Task to complete: Repeat the listing in full, exactly as it stands.

Record extracts:
-------------------------
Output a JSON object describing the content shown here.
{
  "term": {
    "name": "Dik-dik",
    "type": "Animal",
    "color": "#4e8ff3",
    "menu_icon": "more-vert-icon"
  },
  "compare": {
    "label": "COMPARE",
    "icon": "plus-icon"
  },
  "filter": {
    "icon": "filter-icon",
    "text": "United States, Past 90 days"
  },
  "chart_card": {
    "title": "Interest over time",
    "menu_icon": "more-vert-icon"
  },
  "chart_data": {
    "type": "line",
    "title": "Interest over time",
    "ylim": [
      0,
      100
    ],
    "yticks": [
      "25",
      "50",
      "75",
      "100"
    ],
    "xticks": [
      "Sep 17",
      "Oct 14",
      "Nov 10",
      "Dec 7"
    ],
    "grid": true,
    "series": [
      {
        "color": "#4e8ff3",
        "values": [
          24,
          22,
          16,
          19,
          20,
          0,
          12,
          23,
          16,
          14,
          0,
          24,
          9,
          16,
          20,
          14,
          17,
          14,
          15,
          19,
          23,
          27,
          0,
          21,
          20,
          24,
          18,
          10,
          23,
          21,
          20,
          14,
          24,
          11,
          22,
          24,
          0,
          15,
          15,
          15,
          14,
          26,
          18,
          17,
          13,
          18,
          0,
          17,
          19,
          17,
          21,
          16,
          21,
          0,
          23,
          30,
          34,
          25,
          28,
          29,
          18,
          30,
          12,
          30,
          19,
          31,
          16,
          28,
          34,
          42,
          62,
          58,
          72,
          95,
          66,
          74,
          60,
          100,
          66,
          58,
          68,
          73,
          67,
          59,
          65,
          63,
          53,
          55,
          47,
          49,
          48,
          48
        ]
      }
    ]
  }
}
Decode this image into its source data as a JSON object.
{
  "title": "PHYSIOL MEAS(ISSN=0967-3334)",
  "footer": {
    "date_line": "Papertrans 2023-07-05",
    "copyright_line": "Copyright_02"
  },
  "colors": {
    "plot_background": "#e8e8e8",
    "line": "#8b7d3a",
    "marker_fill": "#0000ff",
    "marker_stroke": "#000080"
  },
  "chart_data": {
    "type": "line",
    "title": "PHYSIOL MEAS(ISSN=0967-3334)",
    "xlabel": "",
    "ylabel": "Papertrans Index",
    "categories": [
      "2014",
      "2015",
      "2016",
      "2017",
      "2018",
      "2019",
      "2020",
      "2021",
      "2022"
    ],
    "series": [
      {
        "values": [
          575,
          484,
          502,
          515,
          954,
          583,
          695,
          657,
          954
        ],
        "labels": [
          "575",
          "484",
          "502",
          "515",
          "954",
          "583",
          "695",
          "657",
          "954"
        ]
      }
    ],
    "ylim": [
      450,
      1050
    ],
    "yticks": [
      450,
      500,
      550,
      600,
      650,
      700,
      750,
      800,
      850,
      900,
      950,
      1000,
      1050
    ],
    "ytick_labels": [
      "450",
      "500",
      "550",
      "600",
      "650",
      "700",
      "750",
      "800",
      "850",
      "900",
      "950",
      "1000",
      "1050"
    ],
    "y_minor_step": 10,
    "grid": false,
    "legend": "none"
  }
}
-------------------------
Solution:
Output a JSON object describing the content shown here.
{
  "term": {
    "name": "Dik-dik",
    "type": "Animal",
    "color": "#4e8ff3",
    "menu_icon": "more-vert-icon"
  },
  "compare": {
    "label": "COMPARE",
    "icon": "plus-icon"
  },
  "filter": {
    "icon": "filter-icon",
    "text": "United States, Past 90 days"
  },
  "chart_card": {
    "title": "Interest over time",
    "menu_icon": "more-vert-icon"
  },
  "chart_data": {
    "type": "line",
    "title": "Interest over time",
    "ylim": [
      0,
      100
    ],
    "yticks": [
      "25",
      "50",
      "75",
      "100"
    ],
    "xticks": [
      "Sep 17",
      "Oct 14",
      "Nov 10",
      "Dec 7"
    ],
    "grid": true,
    "series": [
      {
        "color": "#4e8ff3",
        "values": [
          24,
          22,
          16,
          19,
          20,
          0,
          12,
          23,
          16,
          14,
          0,
          24,
          9,
          16,
          20,
          14,
          17,
          14,
          15,
          19,
          23,
          27,
          0,
          21,
          20,
          24,
          18,
          10,
          23,
          21,
          20,
          14,
          24,
          11,
          22,
          24,
          0,
          15,
          15,
          15,
          14,
          26,
          18,
          17,
          13,
          18,
          0,
          17,
          19,
          17,
          21,
          16,
          21,
          0,
          23,
          30,
          34,
          25,
          28,
          29,
          18,
          30,
          12,
          30,
          19,
          31,
          16,
          28,
          34,
          42,
          62,
          58,
          72,
          95,
          66,
          74,
          60,
          100,
          66,
          58,
          68,
          73,
          67,
          59,
          65,
          63,
          53,
          55,
          47,
          49,
          48,
          48
        ]
      }
    ]
  }
}
Decode this image into its source data as a JSON object.
{
  "title": "PHYSIOL MEAS(ISSN=0967-3334)",
  "footer": {
    "date_line": "Papertrans 2023-07-05",
    "copyright_line": "Copyright_02"
  },
  "colors": {
    "plot_background": "#e8e8e8",
    "line": "#8b7d3a",
    "marker_fill": "#0000ff",
    "marker_stroke": "#000080"
  },
  "chart_data": {
    "type": "line",
    "title": "PHYSIOL MEAS(ISSN=0967-3334)",
    "xlabel": "",
    "ylabel": "Papertrans Index",
    "categories": [
      "2014",
      "2015",
      "2016",
      "2017",
      "2018",
      "2019",
      "2020",
      "2021",
      "2022"
    ],
    "series": [
      {
        "values": [
          575,
          484,
          502,
          515,
          954,
          583,
          695,
          657,
          954
        ],
        "labels": [
          "575",
          "484",
          "502",
          "515",
          "954",
          "583",
          "695",
          "657",
          "954"
        ]
      }
    ],
    "ylim": [
      450,
      1050
    ],
    "yticks": [
      450,
      500,
      550,
      600,
      650,
      700,
      750,
      800,
      850,
      900,
      950,
      1000,
      1050
    ],
    "ytick_labels": [
      "450",
      "500",
      "550",
      "600",
      "650",
      "700",
      "750",
      "800",
      "850",
      "900",
      "950",
      "1000",
      "1050"
    ],
    "y_minor_step": 10,
    "grid": false,
    "legend": "none"
  }
}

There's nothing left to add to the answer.